• _Exercise description_: Reproduce the listing exactly and skip over any pictures.

• _Given information_:
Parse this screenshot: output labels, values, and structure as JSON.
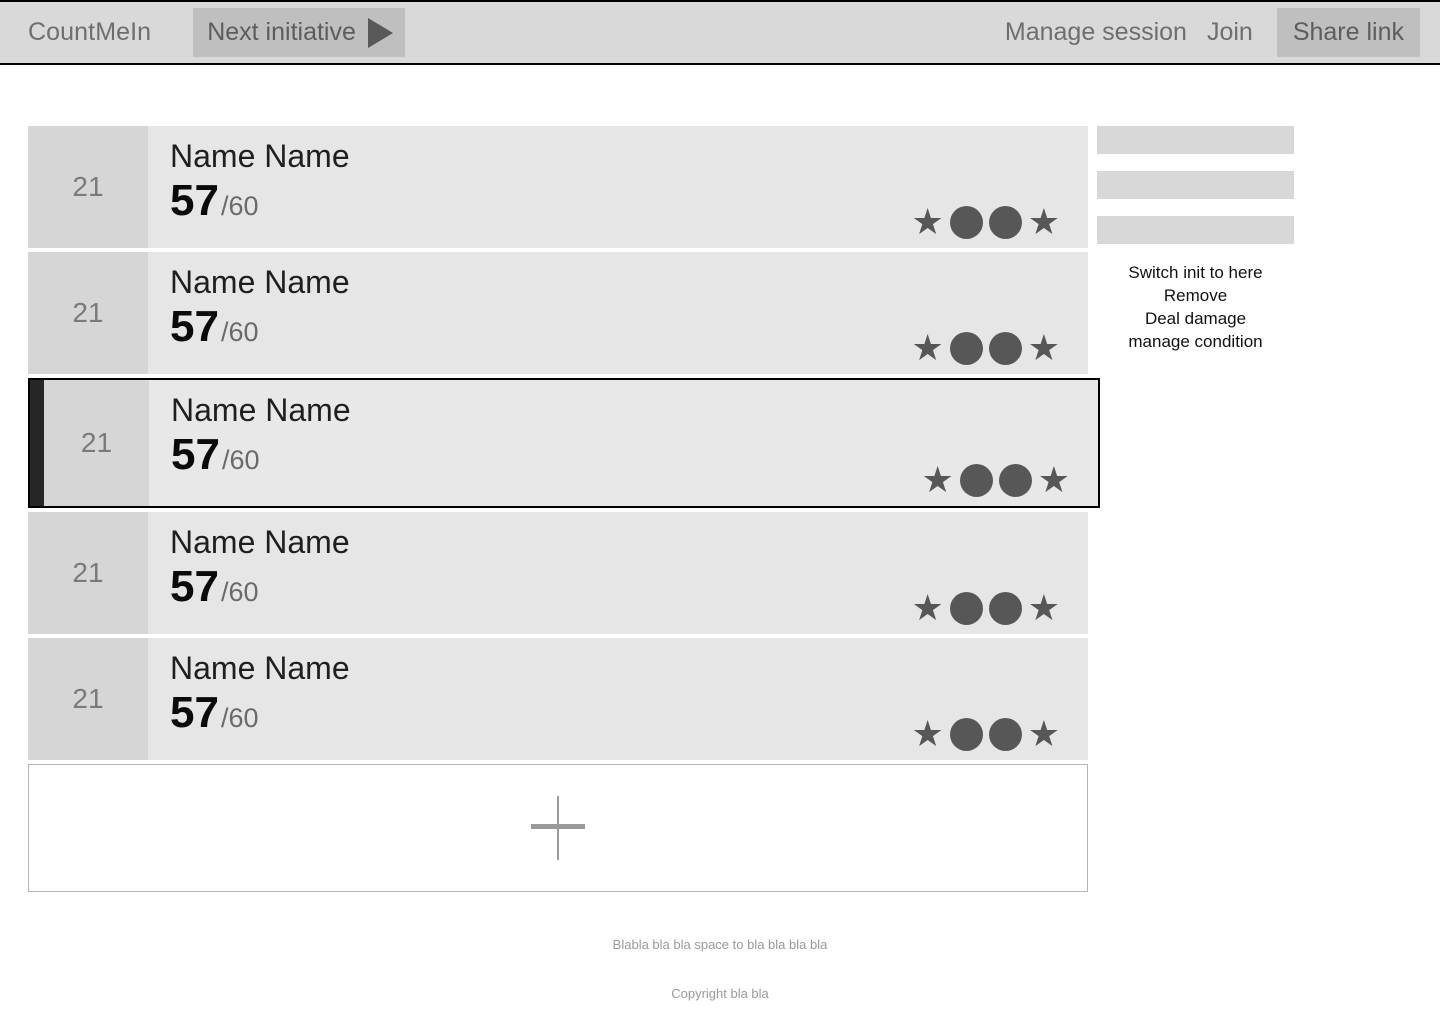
{
  "header": {
    "brand": "CountMeIn",
    "next_initiative_label": "Next initiative",
    "next_initiative_icon": "play-triangle-icon",
    "manage_session_label": "Manage session",
    "join_label": "Join",
    "share_link_label": "Share link"
  },
  "combatants": [
    {
      "initiative": "21",
      "name": "Name Name",
      "hp_current": "57",
      "hp_max": "/60",
      "icons": [
        "star-icon",
        "circle-icon",
        "circle-icon",
        "star-icon"
      ],
      "selected": false
    },
    {
      "initiative": "21",
      "name": "Name Name",
      "hp_current": "57",
      "hp_max": "/60",
      "icons": [
        "star-icon",
        "circle-icon",
        "circle-icon",
        "star-icon"
      ],
      "selected": false
    },
    {
      "initiative": "21",
      "name": "Name Name",
      "hp_current": "57",
      "hp_max": "/60",
      "icons": [
        "star-icon",
        "circle-icon",
        "circle-icon",
        "star-icon"
      ],
      "selected": true
    },
    {
      "initiative": "21",
      "name": "Name Name",
      "hp_current": "57",
      "hp_max": "/60",
      "icons": [
        "star-icon",
        "circle-icon",
        "circle-icon",
        "star-icon"
      ],
      "selected": false
    },
    {
      "initiative": "21",
      "name": "Name Name",
      "hp_current": "57",
      "hp_max": "/60",
      "icons": [
        "star-icon",
        "circle-icon",
        "circle-icon",
        "star-icon"
      ],
      "selected": false
    }
  ],
  "add_row": {
    "icon": "plus-icon"
  },
  "side_panel": {
    "placeholders": [
      "",
      "",
      ""
    ],
    "actions": [
      "Switch init to here",
      "Remove",
      "Deal damage",
      "manage condition"
    ]
  },
  "footer": {
    "note": "Blabla bla bla space to bla bla bla bla",
    "copyright": "Copyright bla bla"
  },
  "colors": {
    "header_bg": "#d9d9d9",
    "button_bg": "#bfbfbf",
    "row_init_bg": "#d6d6d6",
    "row_body_bg": "#e6e6e6",
    "active_bar": "#262626",
    "icon_fill": "#575757",
    "muted_text": "#6e6e6e",
    "placeholder_bg": "#d8d8d8",
    "footer_text": "#999999"
  }
}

• _Solution_:
Parse this screenshot: output labels, values, and structure as JSON.
{
  "header": {
    "brand": "CountMeIn",
    "next_initiative_label": "Next initiative",
    "next_initiative_icon": "play-triangle-icon",
    "manage_session_label": "Manage session",
    "join_label": "Join",
    "share_link_label": "Share link"
  },
  "combatants": [
    {
      "initiative": "21",
      "name": "Name Name",
      "hp_current": "57",
      "hp_max": "/60",
      "icons": [
        "star-icon",
        "circle-icon",
        "circle-icon",
        "star-icon"
      ],
      "selected": false
    },
    {
      "initiative": "21",
      "name": "Name Name",
      "hp_current": "57",
      "hp_max": "/60",
      "icons": [
        "star-icon",
        "circle-icon",
        "circle-icon",
        "star-icon"
      ],
      "selected": false
    },
    {
      "initiative": "21",
      "name": "Name Name",
      "hp_current": "57",
      "hp_max": "/60",
      "icons": [
        "star-icon",
        "circle-icon",
        "circle-icon",
        "star-icon"
      ],
      "selected": true
    },
    {
      "initiative": "21",
      "name": "Name Name",
      "hp_current": "57",
      "hp_max": "/60",
      "icons": [
        "star-icon",
        "circle-icon",
        "circle-icon",
        "star-icon"
      ],
      "selected": false
    },
    {
      "initiative": "21",
      "name": "Name Name",
      "hp_current": "57",
      "hp_max": "/60",
      "icons": [
        "star-icon",
        "circle-icon",
        "circle-icon",
        "star-icon"
      ],
      "selected": false
    }
  ],
  "add_row": {
    "icon": "plus-icon"
  },
  "side_panel": {
    "placeholders": [
      "",
      "",
      ""
    ],
    "actions": [
      "Switch init to here",
      "Remove",
      "Deal damage",
      "manage condition"
    ]
  },
  "footer": {
    "note": "Blabla bla bla space to bla bla bla bla",
    "copyright": "Copyright bla bla"
  },
  "colors": {
    "header_bg": "#d9d9d9",
    "button_bg": "#bfbfbf",
    "row_init_bg": "#d6d6d6",
    "row_body_bg": "#e6e6e6",
    "active_bar": "#262626",
    "icon_fill": "#575757",
    "muted_text": "#6e6e6e",
    "placeholder_bg": "#d8d8d8",
    "footer_text": "#999999"
  }
}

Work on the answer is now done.